“Como el Padre me amó, así os he amado. Permaneced en mi amor” (Jn. 15,9)

El icono del Corazón abierto de Cristo Buen Pastor, elemento esencial de nuestra espiritualidad misionera y comboniana, nos permite en estos días acercarnos a uno de los aspectos importantes y decisivos de nuestro ser misioneros en la Iglesia y en el mundo donde nos encontramos hoy viviendo nuestra consagración religiosa y misionera.

Aprovecho la ocasión de la celebración de la fiesta del Sagrado Corazón para compartir con vosotros algunos pensamientos, con el deseo de que nos ayuden a vivir esta fiesta como un momento de renovación y de apertura a la gracia del amor de Cristo que se nos ofrece para vivir en profundidad nuestra vocación misionera, como experiencia de un amor que nos hace ser felices y estar satisfechos de nuestro ser para los demás.

En la reflexión sobre nuestra espiritualidad, que este año estamos tratando de profundizar, me parece importante invitaros a pararnos un momento a contemplar el Corazón de Jesús para comprender mejor lo que somos y lo que  estamos llamados a hacer como misioneros, desde el momento que compartimos, con nuestros contemporáneos, un mundo que tiene dificultad a la hora de encontrar la dirección justa para vivir en plenitud el don de la vida que debe traducirse en auténtica felicidad.

Portadores de un gran amor

“He sido crucificado con Cristo, y ya no soy yo quien vivo, es Cristo quien vive en mi. Y esta vida en la carne, la vivo en la fe del Hijo de Dios, que me ha amado y se ha entregado por mi” (Gal. 2,20).

Contemplando el Corazón de Jesús, la primera cosa que debería impactarnos es el que no nos encontramos ante una simple imagen que toca nuestra afectividad y nuestros sentimientos, sino en contacto con una propuesta simbolizada en el Corazón que nos impulsa a romper todos nuestros esquemas y todas nuestras seguridades para entrar en el mundo de la gratuidad. En el mundo del amor y de la fe, de lo imposible, según nuestros parámetros, pero del infinito, según los deseos del Señor. En el mundo del todo posible y nuevo, según el corazón de Dios.

El Corazón abierto de Cristo Buen Pastor nos hace comprender que, al principio de todo, de nuestro ser cristianos, consagrados, combonianos, misioneros, está la iniciativa de Dios que nos invita a entrar en el misterio de su amor y nos hace comprender que nuestro nombre y apellidos, a partir de este momento, no es otro que el que se expresa con dos palabras: soy amado.
══════════
| INSTRUCCIÓN DADA |
Por favor, resume en dos frases el párrafo de la reflexión que empieza con «Contemplando el Corazón de Jesús» y conserva sus ideas principales.

[Datos de elementos y regiones]
══════════
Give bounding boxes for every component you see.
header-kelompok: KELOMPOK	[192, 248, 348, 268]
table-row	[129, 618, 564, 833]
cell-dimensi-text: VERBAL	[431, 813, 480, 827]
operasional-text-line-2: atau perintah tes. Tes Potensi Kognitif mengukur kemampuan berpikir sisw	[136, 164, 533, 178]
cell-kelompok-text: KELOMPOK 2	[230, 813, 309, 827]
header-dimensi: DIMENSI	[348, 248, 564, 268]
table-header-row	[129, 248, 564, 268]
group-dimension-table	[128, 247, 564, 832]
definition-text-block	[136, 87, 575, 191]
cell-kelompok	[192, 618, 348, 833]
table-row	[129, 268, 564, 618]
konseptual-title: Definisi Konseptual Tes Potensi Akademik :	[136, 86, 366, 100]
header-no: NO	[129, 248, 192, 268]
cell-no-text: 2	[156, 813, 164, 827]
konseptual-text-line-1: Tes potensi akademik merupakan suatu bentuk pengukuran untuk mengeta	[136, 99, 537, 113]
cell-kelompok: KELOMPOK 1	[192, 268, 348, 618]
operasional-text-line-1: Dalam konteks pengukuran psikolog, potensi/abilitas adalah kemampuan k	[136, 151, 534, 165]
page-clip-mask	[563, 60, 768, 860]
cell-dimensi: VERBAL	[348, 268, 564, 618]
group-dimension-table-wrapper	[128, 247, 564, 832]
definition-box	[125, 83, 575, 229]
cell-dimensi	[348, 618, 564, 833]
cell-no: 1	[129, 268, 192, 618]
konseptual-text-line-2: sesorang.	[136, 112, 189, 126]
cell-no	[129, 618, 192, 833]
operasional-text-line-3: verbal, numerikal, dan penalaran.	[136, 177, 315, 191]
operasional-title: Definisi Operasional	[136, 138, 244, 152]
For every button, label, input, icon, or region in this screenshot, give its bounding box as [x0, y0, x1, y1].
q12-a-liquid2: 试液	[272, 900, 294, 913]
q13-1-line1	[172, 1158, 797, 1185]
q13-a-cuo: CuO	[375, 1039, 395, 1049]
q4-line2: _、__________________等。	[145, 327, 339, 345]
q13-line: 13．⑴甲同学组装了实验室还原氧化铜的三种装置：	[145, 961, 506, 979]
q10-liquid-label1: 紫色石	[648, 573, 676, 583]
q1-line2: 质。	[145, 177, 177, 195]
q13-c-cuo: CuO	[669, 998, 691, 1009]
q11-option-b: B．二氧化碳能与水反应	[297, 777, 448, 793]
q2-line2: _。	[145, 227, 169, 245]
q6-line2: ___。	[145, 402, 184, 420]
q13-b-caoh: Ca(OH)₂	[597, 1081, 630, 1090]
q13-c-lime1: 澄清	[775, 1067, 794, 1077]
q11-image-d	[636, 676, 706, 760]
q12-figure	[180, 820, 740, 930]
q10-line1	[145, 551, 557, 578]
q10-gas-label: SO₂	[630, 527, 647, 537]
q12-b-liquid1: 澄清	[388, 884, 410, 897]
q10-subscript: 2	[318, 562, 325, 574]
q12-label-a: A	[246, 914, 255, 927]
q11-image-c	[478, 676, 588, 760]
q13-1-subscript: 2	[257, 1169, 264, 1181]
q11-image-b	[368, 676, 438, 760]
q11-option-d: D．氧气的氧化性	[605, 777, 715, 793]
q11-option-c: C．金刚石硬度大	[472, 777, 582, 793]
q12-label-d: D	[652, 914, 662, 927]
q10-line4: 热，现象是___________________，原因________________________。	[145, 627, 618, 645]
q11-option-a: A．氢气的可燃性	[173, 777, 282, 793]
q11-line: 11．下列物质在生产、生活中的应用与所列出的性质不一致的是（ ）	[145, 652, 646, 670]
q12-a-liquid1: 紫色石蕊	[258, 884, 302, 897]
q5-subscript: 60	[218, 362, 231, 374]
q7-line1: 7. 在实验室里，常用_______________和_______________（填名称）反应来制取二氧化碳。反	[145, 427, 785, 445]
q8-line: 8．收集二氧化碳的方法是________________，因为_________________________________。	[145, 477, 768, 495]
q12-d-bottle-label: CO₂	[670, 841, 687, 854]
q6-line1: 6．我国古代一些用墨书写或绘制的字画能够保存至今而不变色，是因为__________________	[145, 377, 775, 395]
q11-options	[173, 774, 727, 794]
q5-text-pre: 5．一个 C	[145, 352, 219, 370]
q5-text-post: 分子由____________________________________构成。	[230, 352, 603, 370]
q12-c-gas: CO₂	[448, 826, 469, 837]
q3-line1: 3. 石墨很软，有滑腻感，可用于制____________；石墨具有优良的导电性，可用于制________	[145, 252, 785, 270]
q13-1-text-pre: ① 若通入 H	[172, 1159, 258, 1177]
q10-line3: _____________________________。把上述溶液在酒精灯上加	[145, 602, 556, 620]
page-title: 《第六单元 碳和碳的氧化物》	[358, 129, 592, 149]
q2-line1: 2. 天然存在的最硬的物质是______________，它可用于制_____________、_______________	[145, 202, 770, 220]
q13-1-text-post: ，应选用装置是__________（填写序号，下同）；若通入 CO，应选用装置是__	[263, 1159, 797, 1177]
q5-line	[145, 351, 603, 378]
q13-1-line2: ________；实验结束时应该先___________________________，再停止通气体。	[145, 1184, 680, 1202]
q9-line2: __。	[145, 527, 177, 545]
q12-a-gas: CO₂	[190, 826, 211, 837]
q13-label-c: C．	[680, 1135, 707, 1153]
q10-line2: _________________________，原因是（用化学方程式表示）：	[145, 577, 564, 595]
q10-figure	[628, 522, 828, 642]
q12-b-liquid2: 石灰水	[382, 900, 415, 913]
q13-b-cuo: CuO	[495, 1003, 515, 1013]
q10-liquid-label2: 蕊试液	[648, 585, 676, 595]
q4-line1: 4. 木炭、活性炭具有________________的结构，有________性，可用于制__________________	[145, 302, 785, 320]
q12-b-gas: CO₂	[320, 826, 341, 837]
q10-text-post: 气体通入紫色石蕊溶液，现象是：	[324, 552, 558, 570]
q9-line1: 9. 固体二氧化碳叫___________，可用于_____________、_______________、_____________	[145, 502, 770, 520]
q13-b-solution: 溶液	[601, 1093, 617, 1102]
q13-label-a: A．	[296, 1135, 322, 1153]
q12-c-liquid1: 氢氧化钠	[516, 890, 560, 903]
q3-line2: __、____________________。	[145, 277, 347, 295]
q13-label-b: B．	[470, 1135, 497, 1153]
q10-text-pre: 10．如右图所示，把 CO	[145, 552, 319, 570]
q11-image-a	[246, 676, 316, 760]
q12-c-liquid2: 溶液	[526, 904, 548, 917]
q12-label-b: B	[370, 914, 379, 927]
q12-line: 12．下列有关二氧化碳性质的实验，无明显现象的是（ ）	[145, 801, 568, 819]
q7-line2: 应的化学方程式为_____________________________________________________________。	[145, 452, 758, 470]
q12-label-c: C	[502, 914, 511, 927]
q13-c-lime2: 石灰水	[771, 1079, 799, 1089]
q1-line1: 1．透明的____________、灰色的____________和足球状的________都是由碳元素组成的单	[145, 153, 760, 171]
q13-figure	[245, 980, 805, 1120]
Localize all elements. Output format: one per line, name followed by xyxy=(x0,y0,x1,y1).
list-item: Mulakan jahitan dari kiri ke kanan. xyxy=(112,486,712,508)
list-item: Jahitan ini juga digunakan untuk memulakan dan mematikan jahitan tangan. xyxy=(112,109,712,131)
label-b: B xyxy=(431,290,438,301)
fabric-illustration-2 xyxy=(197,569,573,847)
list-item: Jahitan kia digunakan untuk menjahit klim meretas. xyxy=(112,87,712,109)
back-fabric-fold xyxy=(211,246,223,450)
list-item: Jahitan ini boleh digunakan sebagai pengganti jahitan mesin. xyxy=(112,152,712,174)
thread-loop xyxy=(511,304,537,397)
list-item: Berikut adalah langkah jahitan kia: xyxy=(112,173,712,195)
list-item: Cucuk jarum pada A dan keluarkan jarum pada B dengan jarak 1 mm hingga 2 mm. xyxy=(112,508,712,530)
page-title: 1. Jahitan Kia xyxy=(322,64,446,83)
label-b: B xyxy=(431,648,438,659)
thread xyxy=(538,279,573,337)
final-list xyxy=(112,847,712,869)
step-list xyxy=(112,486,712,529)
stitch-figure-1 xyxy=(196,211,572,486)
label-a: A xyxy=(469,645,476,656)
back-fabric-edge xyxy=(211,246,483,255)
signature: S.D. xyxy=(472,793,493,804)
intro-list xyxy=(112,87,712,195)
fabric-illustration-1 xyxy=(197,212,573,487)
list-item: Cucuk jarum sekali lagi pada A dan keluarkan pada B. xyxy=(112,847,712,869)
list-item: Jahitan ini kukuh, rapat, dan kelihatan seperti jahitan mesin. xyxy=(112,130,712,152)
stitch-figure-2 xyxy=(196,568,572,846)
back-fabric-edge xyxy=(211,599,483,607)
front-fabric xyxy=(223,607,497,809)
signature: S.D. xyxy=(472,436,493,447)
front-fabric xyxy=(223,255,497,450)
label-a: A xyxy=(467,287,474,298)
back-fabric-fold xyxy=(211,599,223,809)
══════════
| RESPUESTA |
Al contemplar el Corazón de Jesús, lo primero que debería impactarnos es que no estamos ante una simple imagen que toca nuestra afectividad y nuestros sentimientos, sino ante una propuesta simbolizada en el Corazón que nos impulsa a romper nuestros esquemas y seguridades para entrar en el mundo de la gratuidad. Es el mundo del amor y de la fe, de lo imposible según nuestros parámetros pero del infinito según los deseos del Señor, donde todo es posible y nuevo según el corazón de Dios.